● **WRITTEN REQUEST**:
Can you find the lines of the listing that include "junio" and copy every one?

Stored items:
※

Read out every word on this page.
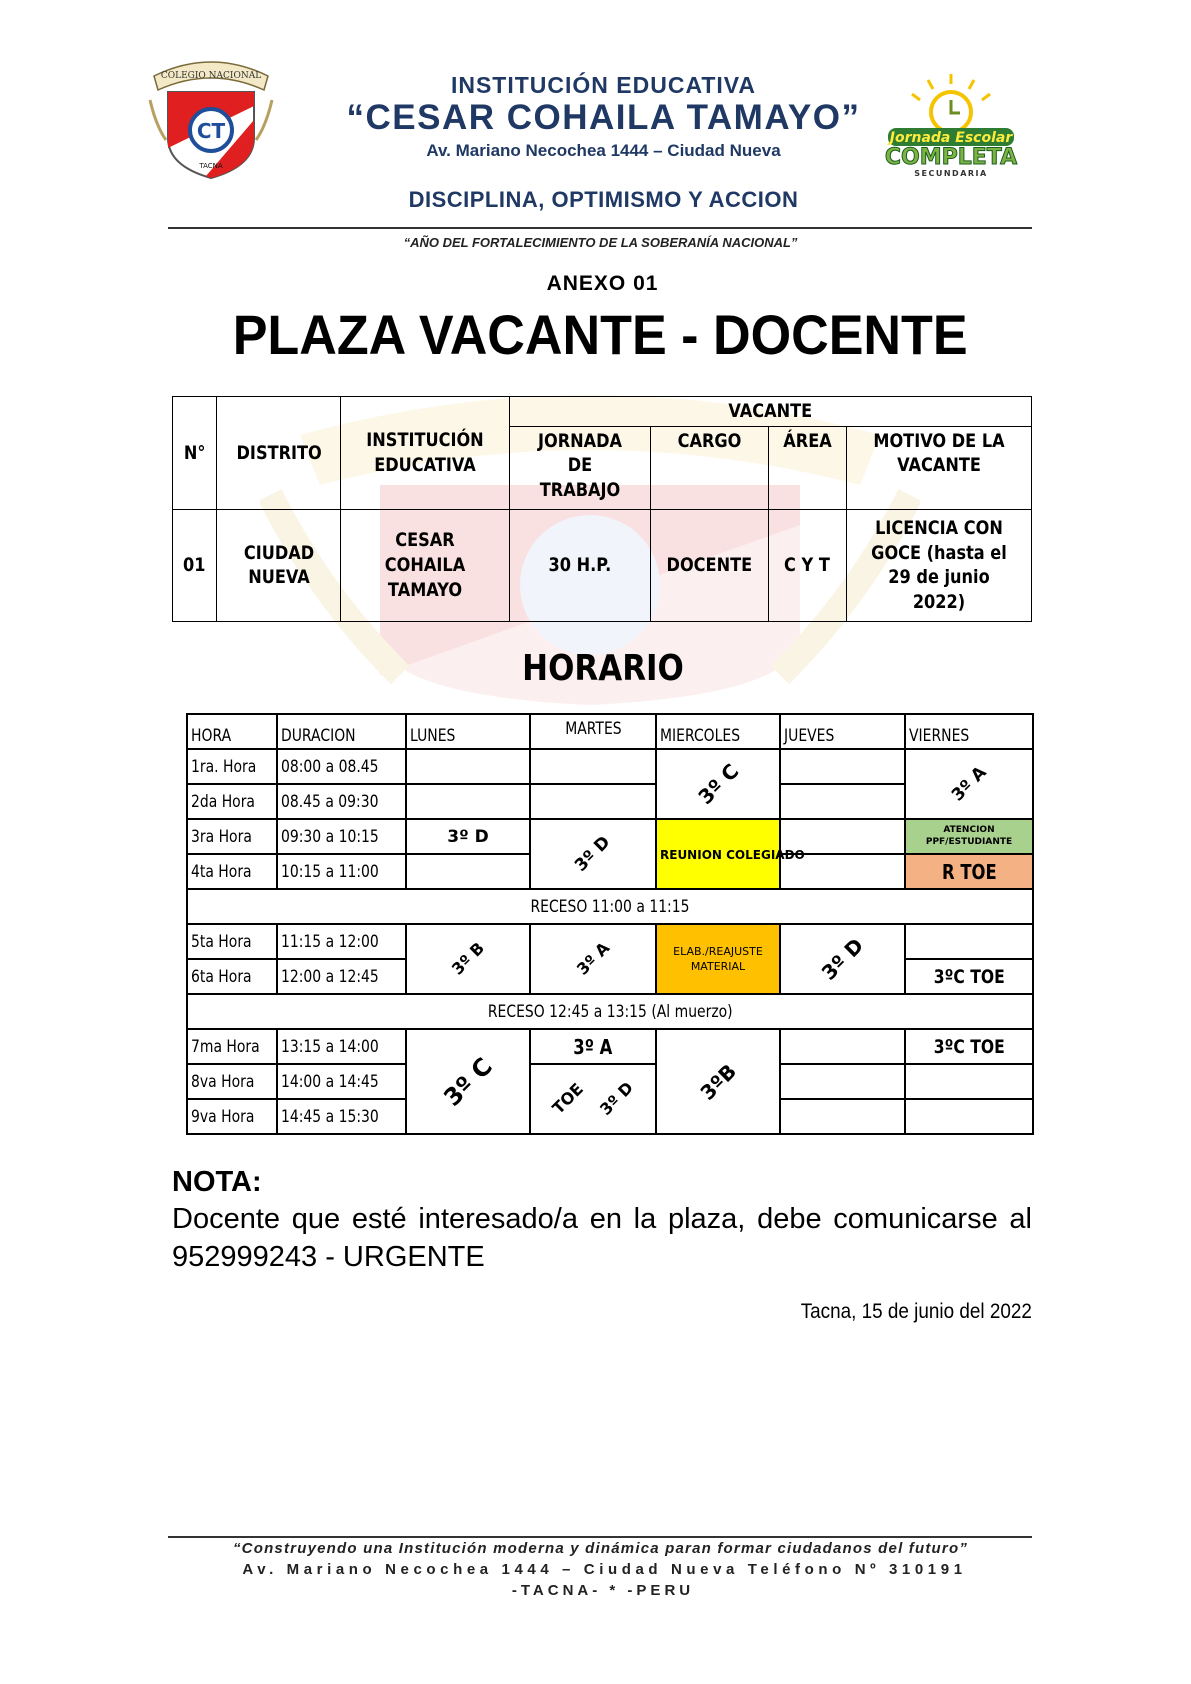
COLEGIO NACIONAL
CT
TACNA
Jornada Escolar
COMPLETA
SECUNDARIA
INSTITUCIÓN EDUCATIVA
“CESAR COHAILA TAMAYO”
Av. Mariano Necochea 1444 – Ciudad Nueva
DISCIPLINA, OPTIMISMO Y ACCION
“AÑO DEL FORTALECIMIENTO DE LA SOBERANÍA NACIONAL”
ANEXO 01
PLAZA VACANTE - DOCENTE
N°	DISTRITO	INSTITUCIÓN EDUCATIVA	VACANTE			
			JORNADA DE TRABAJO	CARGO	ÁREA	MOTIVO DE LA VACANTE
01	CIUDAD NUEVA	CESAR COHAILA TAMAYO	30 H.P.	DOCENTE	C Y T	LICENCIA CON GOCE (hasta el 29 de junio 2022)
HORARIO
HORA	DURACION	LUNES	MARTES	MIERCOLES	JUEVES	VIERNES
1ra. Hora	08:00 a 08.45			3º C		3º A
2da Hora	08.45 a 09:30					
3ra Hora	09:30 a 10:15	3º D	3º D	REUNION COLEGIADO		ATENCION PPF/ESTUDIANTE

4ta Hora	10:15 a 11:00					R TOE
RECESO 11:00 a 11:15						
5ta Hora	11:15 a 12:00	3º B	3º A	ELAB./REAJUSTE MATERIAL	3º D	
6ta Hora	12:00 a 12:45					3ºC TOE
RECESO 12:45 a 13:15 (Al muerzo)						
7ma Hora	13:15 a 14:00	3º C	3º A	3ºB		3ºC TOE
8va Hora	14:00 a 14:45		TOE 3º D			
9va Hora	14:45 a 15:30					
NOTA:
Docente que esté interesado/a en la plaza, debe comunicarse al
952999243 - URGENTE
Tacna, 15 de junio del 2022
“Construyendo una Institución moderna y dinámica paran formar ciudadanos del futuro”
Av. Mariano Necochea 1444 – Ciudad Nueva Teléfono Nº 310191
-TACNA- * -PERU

※

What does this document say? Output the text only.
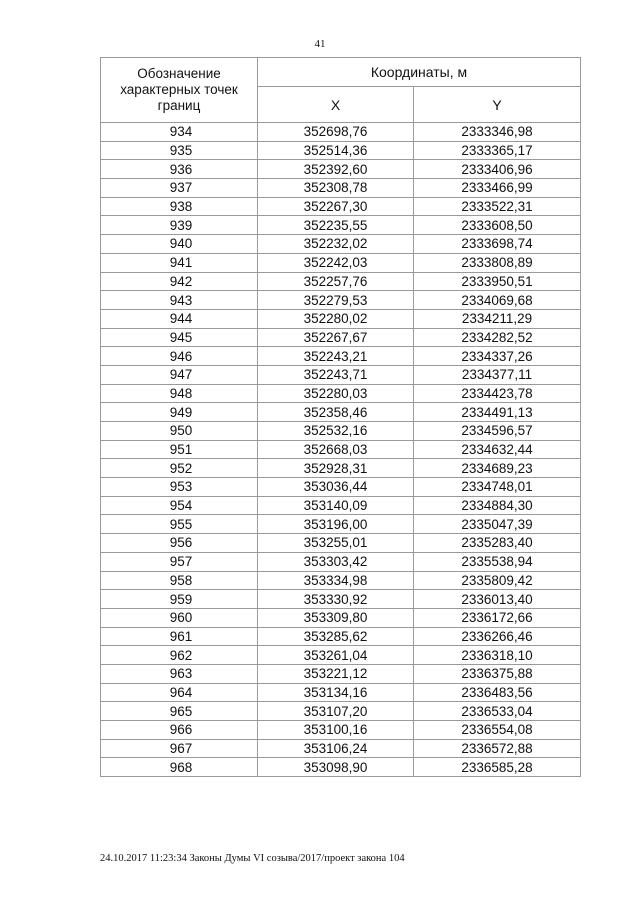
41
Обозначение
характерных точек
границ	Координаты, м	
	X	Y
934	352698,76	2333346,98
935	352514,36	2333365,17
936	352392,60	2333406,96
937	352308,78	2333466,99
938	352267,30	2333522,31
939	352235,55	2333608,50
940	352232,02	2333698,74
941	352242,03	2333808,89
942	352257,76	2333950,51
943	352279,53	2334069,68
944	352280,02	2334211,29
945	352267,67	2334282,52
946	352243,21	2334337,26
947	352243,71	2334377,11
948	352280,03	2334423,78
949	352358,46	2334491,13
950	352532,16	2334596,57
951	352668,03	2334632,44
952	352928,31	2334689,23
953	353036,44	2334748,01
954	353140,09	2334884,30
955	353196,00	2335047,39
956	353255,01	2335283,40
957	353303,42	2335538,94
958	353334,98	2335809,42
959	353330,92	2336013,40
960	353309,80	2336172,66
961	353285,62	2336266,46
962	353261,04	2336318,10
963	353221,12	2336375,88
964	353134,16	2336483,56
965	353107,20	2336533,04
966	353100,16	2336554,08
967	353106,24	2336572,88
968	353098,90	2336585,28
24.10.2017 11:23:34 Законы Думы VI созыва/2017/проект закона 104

※

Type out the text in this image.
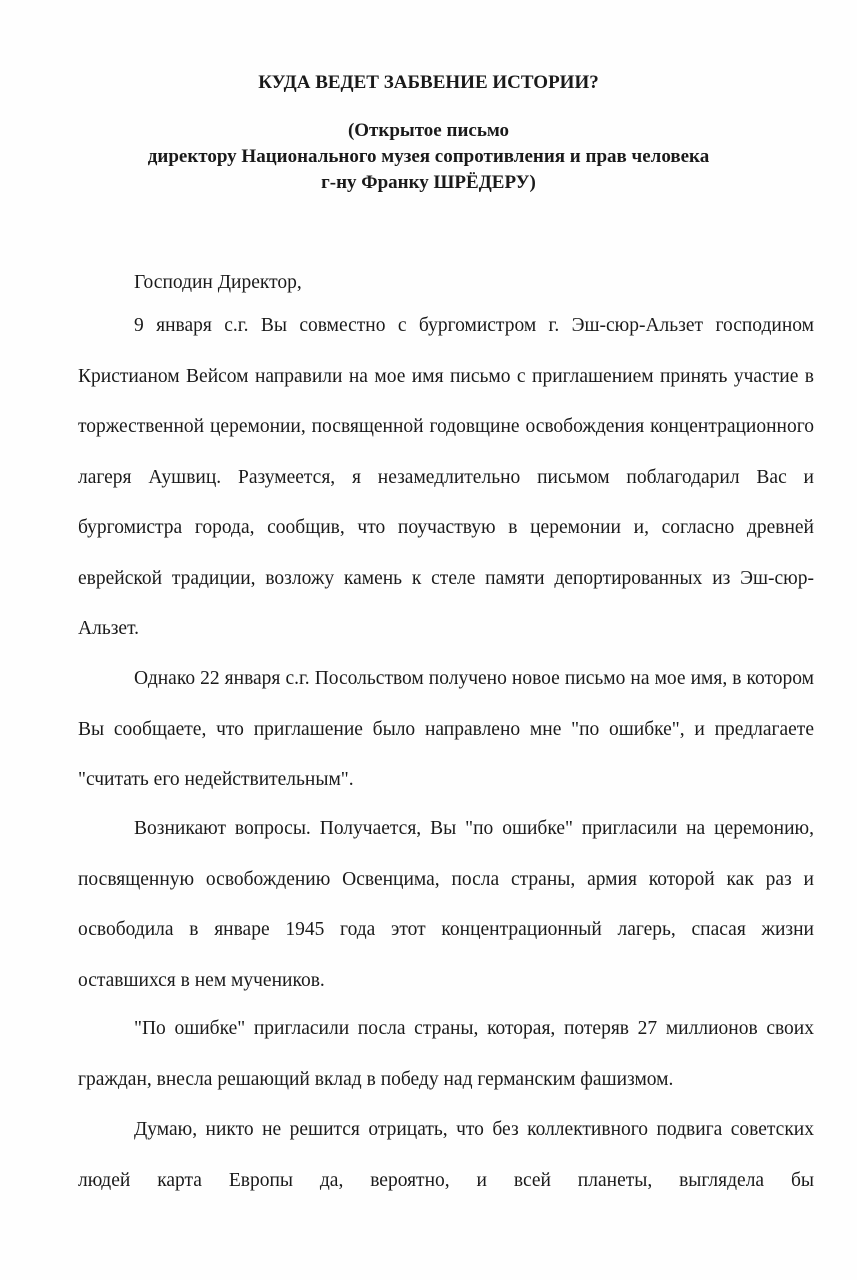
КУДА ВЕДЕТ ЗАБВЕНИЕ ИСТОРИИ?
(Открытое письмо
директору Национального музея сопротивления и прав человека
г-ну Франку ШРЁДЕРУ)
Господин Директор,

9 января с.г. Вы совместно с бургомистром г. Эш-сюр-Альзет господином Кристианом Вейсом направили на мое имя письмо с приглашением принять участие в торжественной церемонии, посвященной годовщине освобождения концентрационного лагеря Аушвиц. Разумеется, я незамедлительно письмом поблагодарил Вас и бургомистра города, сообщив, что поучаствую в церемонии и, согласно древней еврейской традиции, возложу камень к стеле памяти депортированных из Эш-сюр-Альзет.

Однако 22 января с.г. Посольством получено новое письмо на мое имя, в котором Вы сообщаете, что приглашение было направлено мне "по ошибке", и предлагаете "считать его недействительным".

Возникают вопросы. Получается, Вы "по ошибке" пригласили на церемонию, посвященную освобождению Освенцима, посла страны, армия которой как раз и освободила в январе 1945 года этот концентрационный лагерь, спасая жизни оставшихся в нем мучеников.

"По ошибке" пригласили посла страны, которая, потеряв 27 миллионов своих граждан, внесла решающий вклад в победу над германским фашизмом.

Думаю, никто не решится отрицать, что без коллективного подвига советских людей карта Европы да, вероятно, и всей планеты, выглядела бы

※

● **COMPLETED EXERCISE**:
01	CIUDAD NUEVA	CESAR COHAILA TAMAYO	30 H.P.	DOCENTE	C Y T	LICENCIA CON GOCE (hasta el 29 de junio 2022)
Tacna, 15 de junio del 2022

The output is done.